━━━━━ EXTRACTED ENTRIES

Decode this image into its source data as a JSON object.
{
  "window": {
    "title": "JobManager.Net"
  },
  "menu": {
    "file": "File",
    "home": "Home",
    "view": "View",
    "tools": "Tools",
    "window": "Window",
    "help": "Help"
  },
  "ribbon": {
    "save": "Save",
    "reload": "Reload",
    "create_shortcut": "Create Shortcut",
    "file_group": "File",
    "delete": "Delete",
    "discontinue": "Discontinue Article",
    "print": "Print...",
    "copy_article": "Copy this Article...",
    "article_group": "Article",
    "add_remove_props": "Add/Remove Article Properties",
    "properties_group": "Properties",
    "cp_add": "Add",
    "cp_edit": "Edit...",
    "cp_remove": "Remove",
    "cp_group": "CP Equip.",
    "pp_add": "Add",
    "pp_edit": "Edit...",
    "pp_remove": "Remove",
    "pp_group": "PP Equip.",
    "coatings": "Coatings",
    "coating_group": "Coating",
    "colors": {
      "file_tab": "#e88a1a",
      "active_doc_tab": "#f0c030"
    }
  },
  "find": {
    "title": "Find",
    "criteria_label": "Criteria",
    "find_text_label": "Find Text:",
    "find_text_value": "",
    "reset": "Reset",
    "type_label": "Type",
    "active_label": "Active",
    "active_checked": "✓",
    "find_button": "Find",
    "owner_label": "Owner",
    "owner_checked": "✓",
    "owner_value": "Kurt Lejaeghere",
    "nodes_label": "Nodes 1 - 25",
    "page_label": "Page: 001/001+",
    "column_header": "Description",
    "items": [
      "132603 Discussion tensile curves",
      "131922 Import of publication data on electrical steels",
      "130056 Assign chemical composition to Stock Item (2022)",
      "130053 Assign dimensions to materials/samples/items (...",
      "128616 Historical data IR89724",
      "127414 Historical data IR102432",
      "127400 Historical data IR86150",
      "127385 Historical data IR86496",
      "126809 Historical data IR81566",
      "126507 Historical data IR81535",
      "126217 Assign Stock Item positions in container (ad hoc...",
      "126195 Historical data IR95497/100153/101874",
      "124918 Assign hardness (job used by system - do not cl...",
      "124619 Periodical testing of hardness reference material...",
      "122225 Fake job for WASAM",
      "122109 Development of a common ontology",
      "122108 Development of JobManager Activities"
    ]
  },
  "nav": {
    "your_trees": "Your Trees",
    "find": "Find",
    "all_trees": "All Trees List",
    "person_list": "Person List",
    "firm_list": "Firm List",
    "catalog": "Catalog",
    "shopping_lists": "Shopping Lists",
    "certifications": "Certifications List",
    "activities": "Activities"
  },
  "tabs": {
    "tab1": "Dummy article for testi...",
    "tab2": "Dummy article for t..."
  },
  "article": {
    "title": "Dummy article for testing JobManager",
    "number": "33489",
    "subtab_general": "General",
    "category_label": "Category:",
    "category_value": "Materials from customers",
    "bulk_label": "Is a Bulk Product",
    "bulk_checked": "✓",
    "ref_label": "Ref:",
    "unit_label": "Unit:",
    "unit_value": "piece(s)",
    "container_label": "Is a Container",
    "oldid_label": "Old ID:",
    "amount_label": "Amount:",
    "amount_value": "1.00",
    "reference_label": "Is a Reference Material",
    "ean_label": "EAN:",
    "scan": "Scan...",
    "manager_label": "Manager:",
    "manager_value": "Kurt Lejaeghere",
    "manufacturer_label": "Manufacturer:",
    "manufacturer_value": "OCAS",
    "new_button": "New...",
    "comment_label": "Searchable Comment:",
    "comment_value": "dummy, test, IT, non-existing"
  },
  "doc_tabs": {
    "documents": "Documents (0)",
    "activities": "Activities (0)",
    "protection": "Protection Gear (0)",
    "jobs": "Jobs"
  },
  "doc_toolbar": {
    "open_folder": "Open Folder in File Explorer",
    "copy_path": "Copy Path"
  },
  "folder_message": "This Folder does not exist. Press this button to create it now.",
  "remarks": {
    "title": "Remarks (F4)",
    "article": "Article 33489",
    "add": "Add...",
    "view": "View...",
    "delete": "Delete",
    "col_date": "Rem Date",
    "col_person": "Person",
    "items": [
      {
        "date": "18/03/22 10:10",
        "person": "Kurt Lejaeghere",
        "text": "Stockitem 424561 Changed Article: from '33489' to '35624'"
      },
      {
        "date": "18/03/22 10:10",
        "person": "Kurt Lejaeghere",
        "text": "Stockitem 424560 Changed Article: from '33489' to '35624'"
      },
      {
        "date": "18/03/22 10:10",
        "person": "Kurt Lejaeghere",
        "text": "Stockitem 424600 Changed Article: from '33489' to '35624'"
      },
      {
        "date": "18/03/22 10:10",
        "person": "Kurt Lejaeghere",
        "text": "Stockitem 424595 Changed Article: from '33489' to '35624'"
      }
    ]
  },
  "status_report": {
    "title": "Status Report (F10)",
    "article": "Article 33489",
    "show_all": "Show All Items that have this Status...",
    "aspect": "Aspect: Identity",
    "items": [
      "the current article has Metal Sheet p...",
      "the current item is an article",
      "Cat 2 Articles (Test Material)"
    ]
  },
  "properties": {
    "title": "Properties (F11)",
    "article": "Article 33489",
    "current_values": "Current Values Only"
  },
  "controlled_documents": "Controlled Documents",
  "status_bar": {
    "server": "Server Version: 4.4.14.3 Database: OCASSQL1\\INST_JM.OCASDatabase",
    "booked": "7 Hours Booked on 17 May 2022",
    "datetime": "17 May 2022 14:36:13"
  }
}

━━━━━━━━━━

Provide the count, and nothing else, of lines in the data above where the word "Copy" occurs.

§ **RESPONSE BELOW**
2